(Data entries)
□ □ □ □ □
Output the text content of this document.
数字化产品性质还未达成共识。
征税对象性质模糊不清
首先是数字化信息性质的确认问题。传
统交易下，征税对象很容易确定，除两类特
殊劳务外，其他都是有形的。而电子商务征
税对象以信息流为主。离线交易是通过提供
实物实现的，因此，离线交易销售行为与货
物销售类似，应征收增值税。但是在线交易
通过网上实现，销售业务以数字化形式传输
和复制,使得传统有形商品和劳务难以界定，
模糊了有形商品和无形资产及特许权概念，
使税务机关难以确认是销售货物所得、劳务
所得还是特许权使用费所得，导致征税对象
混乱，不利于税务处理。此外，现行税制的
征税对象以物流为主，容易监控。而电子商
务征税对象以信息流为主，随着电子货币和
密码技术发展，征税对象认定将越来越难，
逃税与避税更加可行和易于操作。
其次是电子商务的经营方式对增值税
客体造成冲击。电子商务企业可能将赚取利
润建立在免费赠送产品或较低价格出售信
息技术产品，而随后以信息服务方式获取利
□ □ □ □ □
▶ Problem requirements: Set down each entry again, unchanged.

▶ Exercise response:
Output the text content of this document.
数字化产品性质还未达成共识。
征税对象性质模糊不清
首先是数字化信息性质的确认问题。传
统交易下，征税对象很容易确定，除两类特
殊劳务外，其他都是有形的。而电子商务征
税对象以信息流为主。离线交易是通过提供
实物实现的，因此，离线交易销售行为与货
物销售类似，应征收增值税。但是在线交易
通过网上实现，销售业务以数字化形式传输
和复制,使得传统有形商品和劳务难以界定，
模糊了有形商品和无形资产及特许权概念，
使税务机关难以确认是销售货物所得、劳务
所得还是特许权使用费所得，导致征税对象
混乱，不利于税务处理。此外，现行税制的
征税对象以物流为主，容易监控。而电子商
务征税对象以信息流为主，随着电子货币和
密码技术发展，征税对象认定将越来越难，
逃税与避税更加可行和易于操作。
其次是电子商务的经营方式对增值税
客体造成冲击。电子商务企业可能将赚取利
润建立在免费赠送产品或较低价格出售信
息技术产品，而随后以信息服务方式获取利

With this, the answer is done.